■ **Brano fornito**
La fame emotiva è uno dei fattori che contribuiscono all’obesità: ecco di cosa si tratta e come imparare a gestirla.

Negli ultimi anni, l’obesità è diventata una delle principali preoccupazioni per la salute pubblica a livello globale. Un aspetto che merita particolare attenzione è la correlazione tra obesità e fame emotiva, un fenomeno che colpisce soprattutto i bambini e gli adolescenti. Recenti studi evidenziano che oltre il 60% dei bambini tra i 5 e i 13 anni tende a mangiare in risposta a stati d’animo, un comportamento che può avere conseguenze devastanti se non riconosciuto e gestito precocemente. La presidente della Società Italiana di Psichiatria, Liliana Dell’Osso, sottolinea l’importanza di un approccio preventivo, considerando che la fame emotiva può evolversi in un vero e proprio circolo vizioso.
La crescente incidenza della fame emotiva tra i giovani
La relazione tra obesità e disturbi psichiatrici è un tema di crescente rilevanza scientifica. Molti disturbi mentali, come i disturbi d’ansia e dell’umore, sono spesso accompagnati da alterazioni dell’appetito, che possono manifestarsi sia come una riduzione che come un aumento della fame. Secondo l’Organizzazione Mondiale della Sanità (OMS), l’obesità è frequentemente osservata in pazienti con disturbi psichiatrici, e il cibo può diventare un meccanismo di coping, o automedicazione, per affrontare il disagio psicologico.
Questa dinamica si traduce in un aumento del rischio di sviluppare malattie metaboliche, che ora rappresentano una delle principali cause di mortalità non solo tra i pazienti psichiatrici, ma anche nella popolazione generale. È essenziale quindi che i professionisti della salute mentale e quelli della salute fisica collaborino per affrontare in modo integrato questo problema.
Le conseguenze della fame emotiva
La fame emotiva può portare a comportamenti alimentari disfunzionali che sfociano in un aumento di peso e, in alcuni casi, in obesità. La risposta a stimoli emotivi, sia negativi che positivi, tramite il cibo, può iniziare nella prima infanzia e persistere nell’età adulta. Dell’Osso mette in evidenza che la prevalenza dell’emotional eating negli Stati Uniti si attesta intorno al 38% degli adulti, con un 49% di questi che ricorre a questa strategia settimanalmente. I cibi più frequentemente associati a questa modalità di consumo sono quelli ad alto contenuto energetico e poveri di nutrienti, che offrono una gratificazione immediata.

■ **Attività da svolgere**
a: Rispondi a queste domande sull'articolo sulla fame emotiva:
(i) Quale percentuale dei bambini tra i 5 e i 13 anni tende a mangiare in risposta a stati d'animo?
(ii) Secondo l'OMS, che cosa può diventare il cibo per affrontare il disagio psicologico?
(iii) Qual è la prevalenza dell'emotional eating tra gli adulti negli Stati Uniti?
b: Trascrivi dall'articolo sulla fame emotiva il passo che comincia con "Le conseguenze della" e prosegue fino a "una gratificazione immediata.".

■ **Dati da esaminare**
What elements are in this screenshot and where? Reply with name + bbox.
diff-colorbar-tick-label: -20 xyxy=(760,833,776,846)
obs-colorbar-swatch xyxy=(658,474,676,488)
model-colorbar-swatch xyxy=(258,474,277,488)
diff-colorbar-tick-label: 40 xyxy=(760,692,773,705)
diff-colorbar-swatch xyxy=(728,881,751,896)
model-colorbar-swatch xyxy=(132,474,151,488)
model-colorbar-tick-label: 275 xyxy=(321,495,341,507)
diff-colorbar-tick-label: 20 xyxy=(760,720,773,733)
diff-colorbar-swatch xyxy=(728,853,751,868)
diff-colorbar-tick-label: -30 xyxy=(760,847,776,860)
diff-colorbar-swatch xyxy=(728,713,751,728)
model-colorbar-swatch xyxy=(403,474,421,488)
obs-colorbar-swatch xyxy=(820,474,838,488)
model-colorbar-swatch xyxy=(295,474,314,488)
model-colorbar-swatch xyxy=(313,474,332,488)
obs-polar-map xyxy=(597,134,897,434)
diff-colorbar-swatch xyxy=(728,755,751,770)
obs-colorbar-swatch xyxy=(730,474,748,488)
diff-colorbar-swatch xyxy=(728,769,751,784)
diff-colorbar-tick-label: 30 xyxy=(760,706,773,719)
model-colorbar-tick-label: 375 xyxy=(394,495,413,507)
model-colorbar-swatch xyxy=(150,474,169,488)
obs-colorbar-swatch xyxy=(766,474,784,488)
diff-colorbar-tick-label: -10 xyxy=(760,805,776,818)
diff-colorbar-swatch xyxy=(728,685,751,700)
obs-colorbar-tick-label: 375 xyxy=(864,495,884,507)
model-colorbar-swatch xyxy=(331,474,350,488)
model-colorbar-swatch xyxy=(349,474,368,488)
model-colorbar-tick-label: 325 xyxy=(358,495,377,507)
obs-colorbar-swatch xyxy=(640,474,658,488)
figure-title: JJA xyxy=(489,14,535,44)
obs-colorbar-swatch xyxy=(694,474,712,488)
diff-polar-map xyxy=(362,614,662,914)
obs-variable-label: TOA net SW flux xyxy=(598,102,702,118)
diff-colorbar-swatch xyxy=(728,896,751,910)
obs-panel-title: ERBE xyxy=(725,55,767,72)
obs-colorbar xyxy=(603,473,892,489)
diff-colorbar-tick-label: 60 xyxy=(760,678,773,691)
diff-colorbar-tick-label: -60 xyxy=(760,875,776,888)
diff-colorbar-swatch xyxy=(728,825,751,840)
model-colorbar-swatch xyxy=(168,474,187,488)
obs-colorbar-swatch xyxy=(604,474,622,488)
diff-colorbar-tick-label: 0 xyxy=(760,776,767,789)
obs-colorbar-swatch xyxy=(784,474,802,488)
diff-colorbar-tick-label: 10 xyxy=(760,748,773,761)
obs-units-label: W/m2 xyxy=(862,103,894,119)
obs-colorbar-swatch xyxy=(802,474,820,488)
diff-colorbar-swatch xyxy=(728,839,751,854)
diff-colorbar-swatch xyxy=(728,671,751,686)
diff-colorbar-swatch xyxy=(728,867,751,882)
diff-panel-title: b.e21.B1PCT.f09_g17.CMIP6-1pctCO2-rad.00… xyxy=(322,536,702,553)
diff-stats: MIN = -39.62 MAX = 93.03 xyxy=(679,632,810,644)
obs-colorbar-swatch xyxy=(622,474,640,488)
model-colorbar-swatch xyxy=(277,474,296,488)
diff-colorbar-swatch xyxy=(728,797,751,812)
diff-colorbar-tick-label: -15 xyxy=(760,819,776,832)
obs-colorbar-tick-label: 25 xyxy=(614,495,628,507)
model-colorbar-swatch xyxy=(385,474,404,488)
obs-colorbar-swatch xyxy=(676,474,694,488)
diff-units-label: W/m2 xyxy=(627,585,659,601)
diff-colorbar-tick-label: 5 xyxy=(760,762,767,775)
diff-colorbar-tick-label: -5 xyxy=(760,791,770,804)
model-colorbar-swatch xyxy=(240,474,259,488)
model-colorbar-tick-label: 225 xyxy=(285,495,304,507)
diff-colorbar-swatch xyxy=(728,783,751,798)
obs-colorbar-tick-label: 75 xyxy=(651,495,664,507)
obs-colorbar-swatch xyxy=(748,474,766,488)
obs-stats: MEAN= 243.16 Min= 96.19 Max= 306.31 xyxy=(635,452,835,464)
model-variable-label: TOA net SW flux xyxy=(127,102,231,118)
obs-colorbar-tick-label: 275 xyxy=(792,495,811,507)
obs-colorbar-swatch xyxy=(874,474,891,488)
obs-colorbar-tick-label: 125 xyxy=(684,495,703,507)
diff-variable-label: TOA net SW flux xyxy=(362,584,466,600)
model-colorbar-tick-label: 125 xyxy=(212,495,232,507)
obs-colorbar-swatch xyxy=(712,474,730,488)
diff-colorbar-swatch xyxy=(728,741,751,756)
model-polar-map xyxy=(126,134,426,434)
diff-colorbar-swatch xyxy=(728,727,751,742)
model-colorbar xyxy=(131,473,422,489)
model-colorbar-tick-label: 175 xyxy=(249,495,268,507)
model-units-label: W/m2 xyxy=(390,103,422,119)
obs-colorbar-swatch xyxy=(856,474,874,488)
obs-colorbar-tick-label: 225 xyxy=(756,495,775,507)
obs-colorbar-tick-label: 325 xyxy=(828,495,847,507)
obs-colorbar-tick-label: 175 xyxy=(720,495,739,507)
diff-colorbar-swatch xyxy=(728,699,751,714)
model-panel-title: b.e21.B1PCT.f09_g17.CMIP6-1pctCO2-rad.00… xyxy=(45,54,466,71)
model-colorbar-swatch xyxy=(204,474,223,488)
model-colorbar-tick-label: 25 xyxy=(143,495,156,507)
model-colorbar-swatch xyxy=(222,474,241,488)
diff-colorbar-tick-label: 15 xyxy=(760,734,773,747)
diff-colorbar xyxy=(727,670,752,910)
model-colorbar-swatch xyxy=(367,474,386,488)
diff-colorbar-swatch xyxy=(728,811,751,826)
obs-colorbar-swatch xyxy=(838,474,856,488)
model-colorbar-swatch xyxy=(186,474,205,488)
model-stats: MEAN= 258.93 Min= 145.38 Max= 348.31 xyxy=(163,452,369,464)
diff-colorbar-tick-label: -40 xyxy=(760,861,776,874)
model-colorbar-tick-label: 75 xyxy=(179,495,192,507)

■ **Sezione risposte**
a:
(i) Oltre il 60%.
(ii) Un meccanismo di coping, o automedicazione.
(iii) Intorno al 38% degli adulti.

b:
Le conseguenze della fame emotiva
La fame emotiva può portare a comportamenti alimentari disfunzionali che sfociano in un aumento di peso e, in alcuni casi, in obesità. La risposta a stimoli emotivi, sia negativi che positivi, tramite il cibo, può iniziare nella prima infanzia e persistere nell’età adulta. Dell’Osso mette in evidenza che la prevalenza dell’emotional eating negli Stati Uniti si attesta intorno al 38% degli adulti, con un 49% di questi che ricorre a questa strategia settimanalmente. I cibi più frequentemente associati a questa modalità di consumo sono quelli ad alto contenuto energetico e poveri di nutrienti, che offrono una gratificazione immediata.